[START OF Extracted records]

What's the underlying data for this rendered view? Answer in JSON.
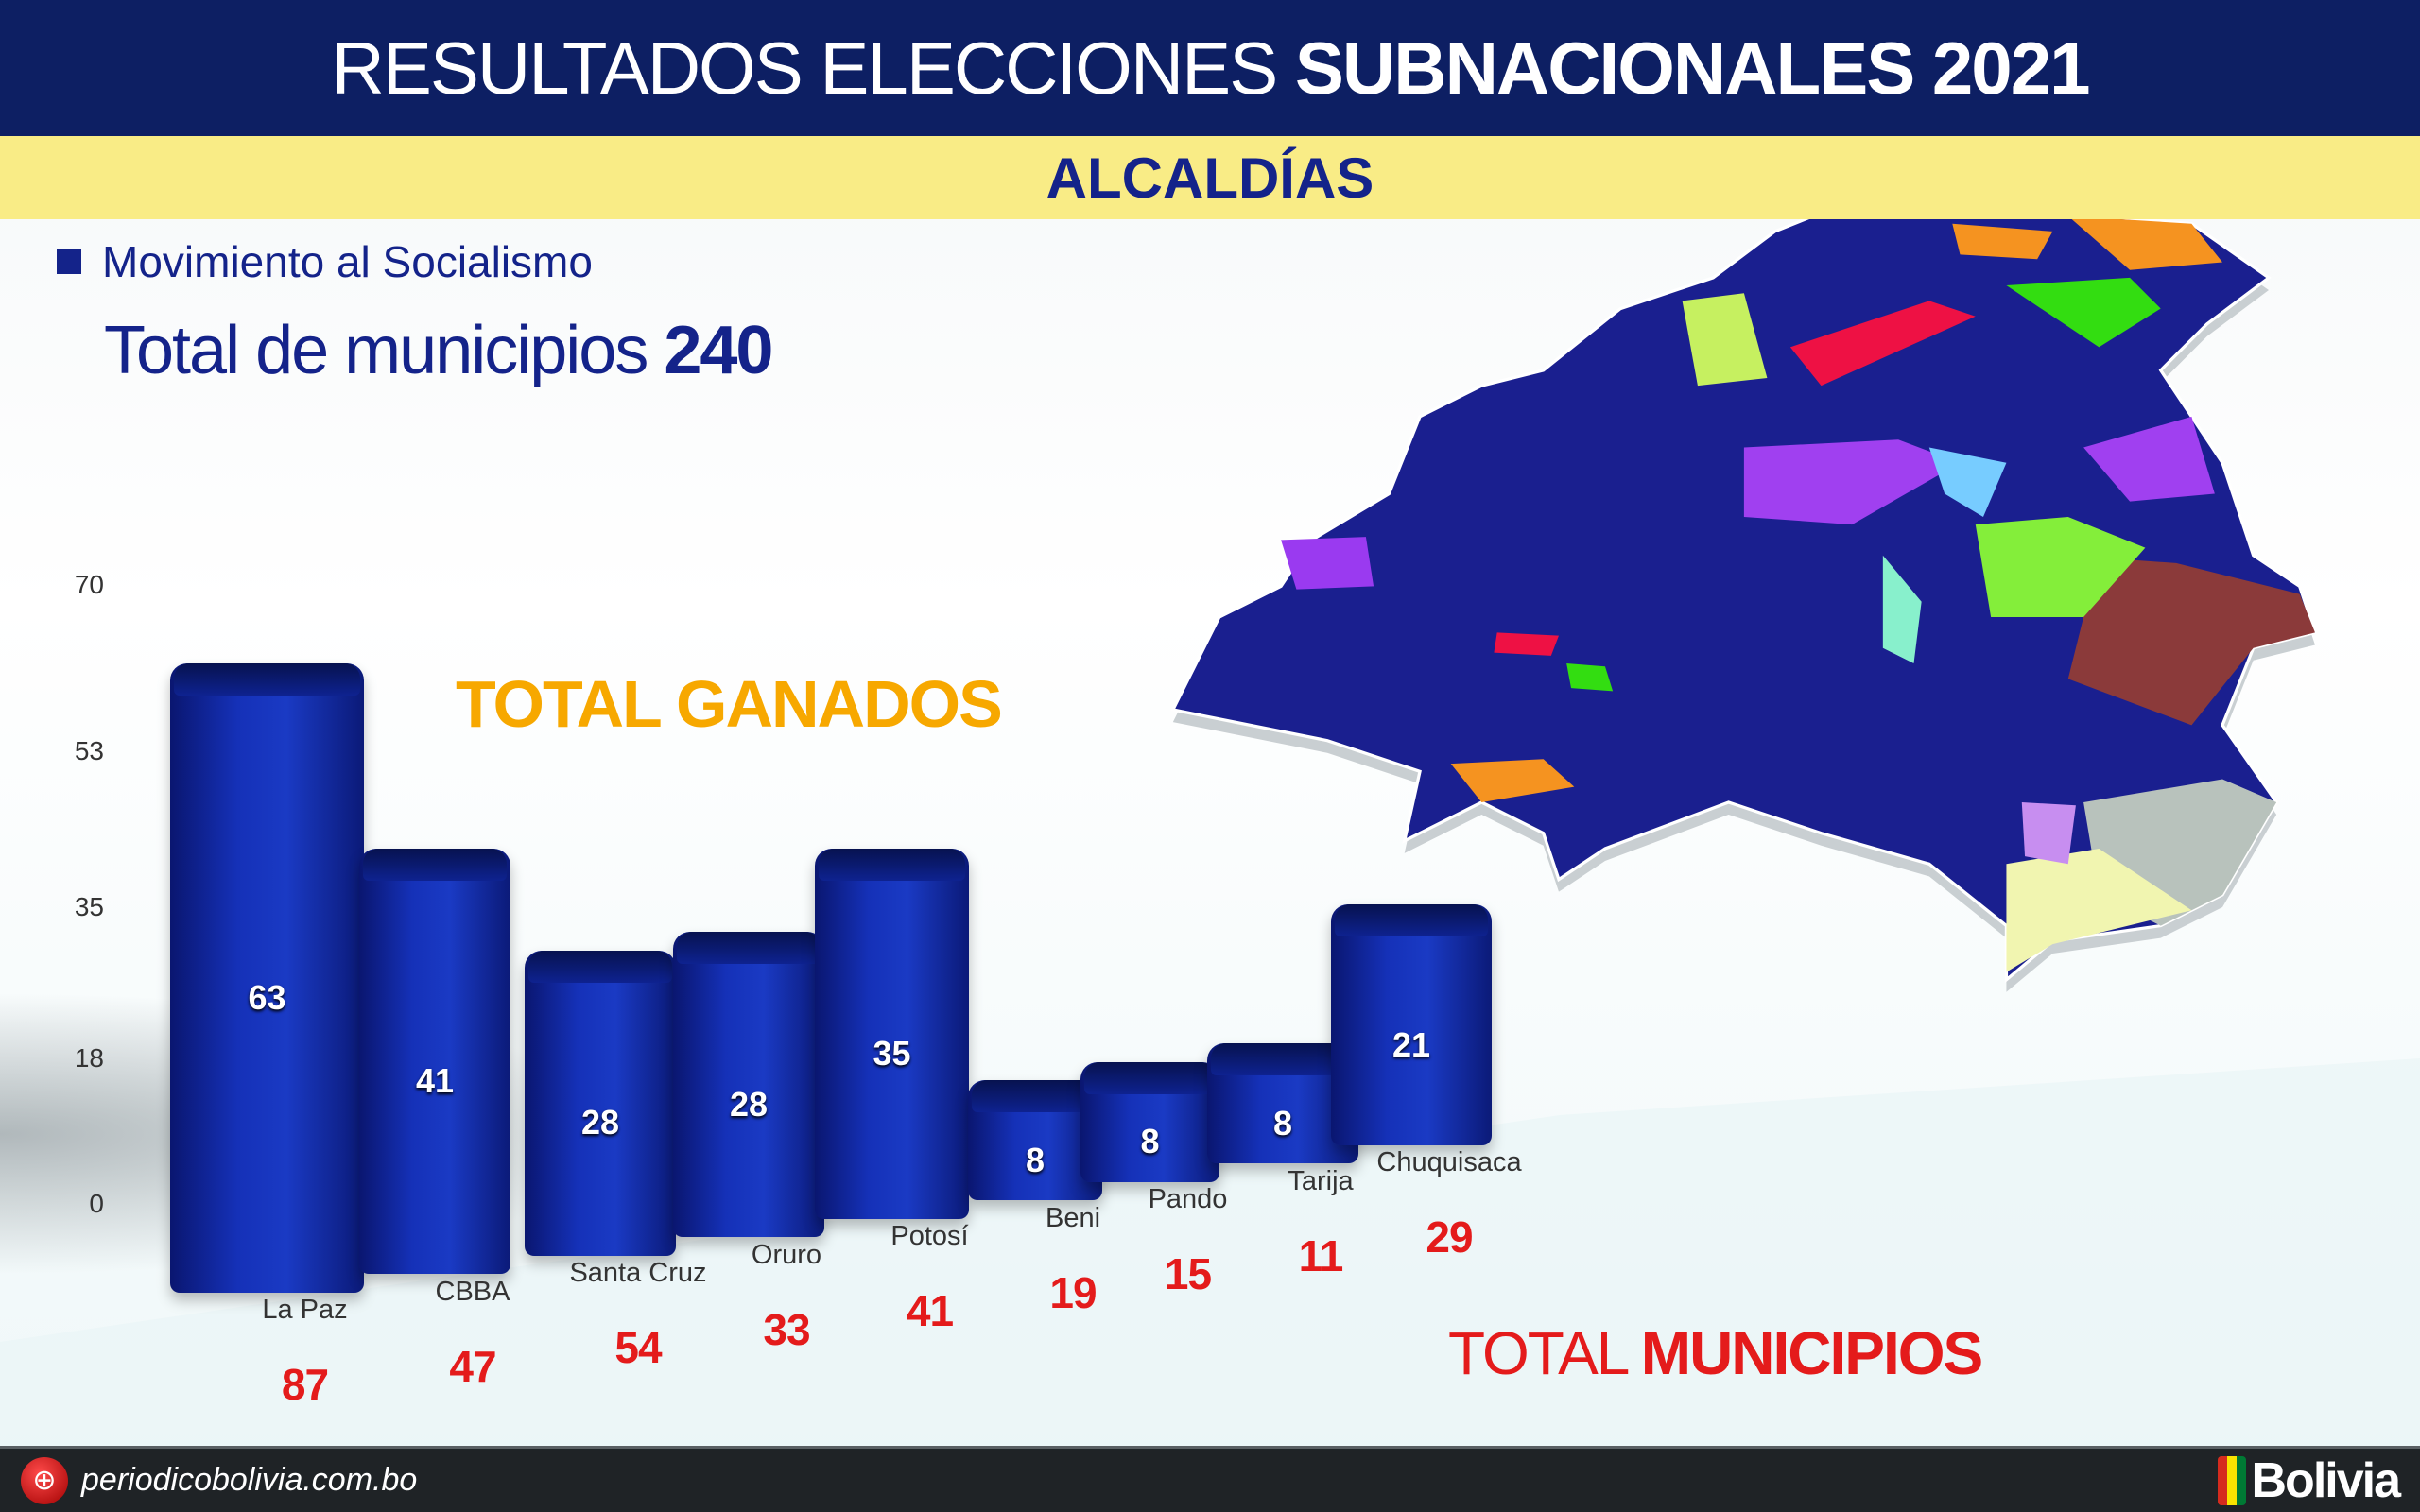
{
  "header": {
    "title_light": "RESULTADOS ELECCIONES ",
    "title_bold": "SUBNACIONALES 2021"
  },
  "subheader": "ALCALDÍAS",
  "legend": {
    "label": "Movimiento al Socialismo",
    "color": "#14238a"
  },
  "total": {
    "label": "Total de municipios ",
    "value": "240"
  },
  "ganados_label": "TOTAL GANADOS",
  "municipios_label": {
    "light": "TOTAL ",
    "bold": "MUNICIPIOS"
  },
  "chart_data": {
    "type": "bar",
    "title": "",
    "categories": [
      "La Paz",
      "CBBA",
      "Santa Cruz",
      "Oruro",
      "Potosí",
      "Beni",
      "Pando",
      "Tarija",
      "Chuquisaca"
    ],
    "series": [
      {
        "name": "Movimiento al Socialismo",
        "values": [
          63,
          41,
          28,
          28,
          35,
          8,
          8,
          8,
          21
        ],
        "color": "#1531b8"
      }
    ],
    "totals": [
      87,
      47,
      54,
      33,
      41,
      19,
      15,
      11,
      29
    ],
    "yticks": [
      "70",
      "53",
      "35",
      "18",
      "0"
    ],
    "ylim": [
      0,
      70
    ],
    "grid": false
  },
  "footer": {
    "site": "periodicobolivia.com.bo",
    "logo": "Bolivia",
    "globe_icon": "globe-icon"
  }
}
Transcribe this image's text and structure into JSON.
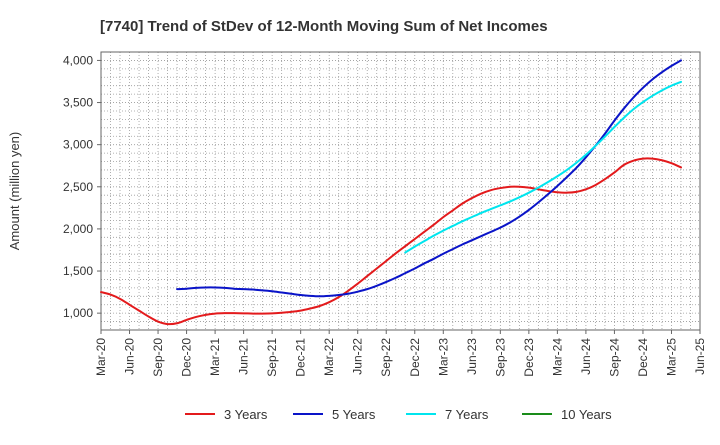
{
  "chart_data": {
    "type": "line",
    "title": "[7740]  Trend of StDev of 12-Month Moving Sum of Net Incomes",
    "xlabel": "",
    "ylabel": "Amount (million yen)",
    "ylim": [
      800,
      4100
    ],
    "y_ticks": [
      1000,
      1500,
      2000,
      2500,
      3000,
      3500,
      4000
    ],
    "y_tick_labels": [
      "1,000",
      "1,500",
      "2,000",
      "2,500",
      "3,000",
      "3,500",
      "4,000"
    ],
    "x_tick_labels": [
      "Mar-20",
      "Jun-20",
      "Sep-20",
      "Dec-20",
      "Mar-21",
      "Jun-21",
      "Sep-21",
      "Dec-21",
      "Mar-22",
      "Jun-22",
      "Sep-22",
      "Dec-22",
      "Mar-23",
      "Jun-23",
      "Sep-23",
      "Dec-23",
      "Mar-24",
      "Jun-24",
      "Sep-24",
      "Dec-24",
      "Mar-25",
      "Jun-25"
    ],
    "grid": true,
    "legend_position": "bottom",
    "series": [
      {
        "name": "3 Years",
        "color": "#e31a1c",
        "points": [
          [
            "Mar-20",
            1250
          ],
          [
            "Apr-20",
            1220
          ],
          [
            "May-20",
            1170
          ],
          [
            "Jun-20",
            1100
          ],
          [
            "Jul-20",
            1030
          ],
          [
            "Aug-20",
            960
          ],
          [
            "Sep-20",
            900
          ],
          [
            "Oct-20",
            870
          ],
          [
            "Nov-20",
            880
          ],
          [
            "Dec-20",
            920
          ],
          [
            "Jan-21",
            955
          ],
          [
            "Feb-21",
            980
          ],
          [
            "Mar-21",
            995
          ],
          [
            "Apr-21",
            1000
          ],
          [
            "May-21",
            1000
          ],
          [
            "Jun-21",
            998
          ],
          [
            "Jul-21",
            995
          ],
          [
            "Aug-21",
            995
          ],
          [
            "Sep-21",
            998
          ],
          [
            "Oct-21",
            1005
          ],
          [
            "Nov-21",
            1015
          ],
          [
            "Dec-21",
            1030
          ],
          [
            "Jan-22",
            1055
          ],
          [
            "Feb-22",
            1085
          ],
          [
            "Mar-22",
            1130
          ],
          [
            "Apr-22",
            1190
          ],
          [
            "May-22",
            1265
          ],
          [
            "Jun-22",
            1350
          ],
          [
            "Jul-22",
            1440
          ],
          [
            "Aug-22",
            1530
          ],
          [
            "Sep-22",
            1620
          ],
          [
            "Oct-22",
            1710
          ],
          [
            "Nov-22",
            1795
          ],
          [
            "Dec-22",
            1880
          ],
          [
            "Jan-23",
            1965
          ],
          [
            "Feb-23",
            2050
          ],
          [
            "Mar-23",
            2140
          ],
          [
            "Apr-23",
            2220
          ],
          [
            "May-23",
            2300
          ],
          [
            "Jun-23",
            2365
          ],
          [
            "Jul-23",
            2420
          ],
          [
            "Aug-23",
            2460
          ],
          [
            "Sep-23",
            2485
          ],
          [
            "Oct-23",
            2500
          ],
          [
            "Nov-23",
            2500
          ],
          [
            "Dec-23",
            2490
          ],
          [
            "Jan-24",
            2470
          ],
          [
            "Feb-24",
            2450
          ],
          [
            "Mar-24",
            2435
          ],
          [
            "Apr-24",
            2430
          ],
          [
            "May-24",
            2440
          ],
          [
            "Jun-24",
            2470
          ],
          [
            "Jul-24",
            2520
          ],
          [
            "Aug-24",
            2590
          ],
          [
            "Sep-24",
            2670
          ],
          [
            "Oct-24",
            2760
          ],
          [
            "Nov-24",
            2810
          ],
          [
            "Dec-24",
            2835
          ],
          [
            "Jan-25",
            2835
          ],
          [
            "Feb-25",
            2815
          ],
          [
            "Mar-25",
            2780
          ],
          [
            "Apr-25",
            2730
          ]
        ]
      },
      {
        "name": "5 Years",
        "color": "#0a14c8",
        "points": [
          [
            "Nov-20",
            1285
          ],
          [
            "Dec-20",
            1290
          ],
          [
            "Jan-21",
            1300
          ],
          [
            "Feb-21",
            1305
          ],
          [
            "Mar-21",
            1305
          ],
          [
            "Apr-21",
            1300
          ],
          [
            "May-21",
            1290
          ],
          [
            "Jun-21",
            1285
          ],
          [
            "Jul-21",
            1280
          ],
          [
            "Aug-21",
            1270
          ],
          [
            "Sep-21",
            1260
          ],
          [
            "Oct-21",
            1245
          ],
          [
            "Nov-21",
            1230
          ],
          [
            "Dec-21",
            1215
          ],
          [
            "Jan-22",
            1205
          ],
          [
            "Feb-22",
            1200
          ],
          [
            "Mar-22",
            1205
          ],
          [
            "Apr-22",
            1215
          ],
          [
            "May-22",
            1230
          ],
          [
            "Jun-22",
            1255
          ],
          [
            "Jul-22",
            1285
          ],
          [
            "Aug-22",
            1325
          ],
          [
            "Sep-22",
            1370
          ],
          [
            "Oct-22",
            1420
          ],
          [
            "Nov-22",
            1475
          ],
          [
            "Dec-22",
            1530
          ],
          [
            "Jan-23",
            1590
          ],
          [
            "Feb-23",
            1645
          ],
          [
            "Mar-23",
            1705
          ],
          [
            "Apr-23",
            1760
          ],
          [
            "May-23",
            1815
          ],
          [
            "Jun-23",
            1865
          ],
          [
            "Jul-23",
            1915
          ],
          [
            "Aug-23",
            1965
          ],
          [
            "Sep-23",
            2015
          ],
          [
            "Oct-23",
            2075
          ],
          [
            "Nov-23",
            2145
          ],
          [
            "Dec-23",
            2225
          ],
          [
            "Jan-24",
            2315
          ],
          [
            "Feb-24",
            2410
          ],
          [
            "Mar-24",
            2510
          ],
          [
            "Apr-24",
            2615
          ],
          [
            "May-24",
            2725
          ],
          [
            "Jun-24",
            2850
          ],
          [
            "Jul-24",
            2985
          ],
          [
            "Aug-24",
            3130
          ],
          [
            "Sep-24",
            3285
          ],
          [
            "Oct-24",
            3430
          ],
          [
            "Nov-24",
            3560
          ],
          [
            "Dec-24",
            3675
          ],
          [
            "Jan-25",
            3775
          ],
          [
            "Feb-25",
            3860
          ],
          [
            "Mar-25",
            3935
          ],
          [
            "Apr-25",
            4000
          ]
        ]
      },
      {
        "name": "7 Years",
        "color": "#00e5ee",
        "points": [
          [
            "Nov-22",
            1720
          ],
          [
            "Dec-22",
            1790
          ],
          [
            "Jan-23",
            1855
          ],
          [
            "Feb-23",
            1920
          ],
          [
            "Mar-23",
            1980
          ],
          [
            "Apr-23",
            2035
          ],
          [
            "May-23",
            2090
          ],
          [
            "Jun-23",
            2140
          ],
          [
            "Jul-23",
            2190
          ],
          [
            "Aug-23",
            2235
          ],
          [
            "Sep-23",
            2280
          ],
          [
            "Oct-23",
            2325
          ],
          [
            "Nov-23",
            2375
          ],
          [
            "Dec-23",
            2430
          ],
          [
            "Jan-24",
            2490
          ],
          [
            "Feb-24",
            2555
          ],
          [
            "Mar-24",
            2625
          ],
          [
            "Apr-24",
            2700
          ],
          [
            "May-24",
            2785
          ],
          [
            "Jun-24",
            2880
          ],
          [
            "Jul-24",
            2985
          ],
          [
            "Aug-24",
            3095
          ],
          [
            "Sep-24",
            3210
          ],
          [
            "Oct-24",
            3320
          ],
          [
            "Nov-24",
            3420
          ],
          [
            "Dec-24",
            3505
          ],
          [
            "Jan-25",
            3580
          ],
          [
            "Feb-25",
            3645
          ],
          [
            "Mar-25",
            3700
          ],
          [
            "Apr-25",
            3745
          ]
        ]
      },
      {
        "name": "10 Years",
        "color": "#1a8c1a",
        "points": []
      }
    ]
  }
}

[END OF Extracted records]

### Directions
How many lines in the listing above contain the string "Years"? Answer with the number only.

### Answer to the task
4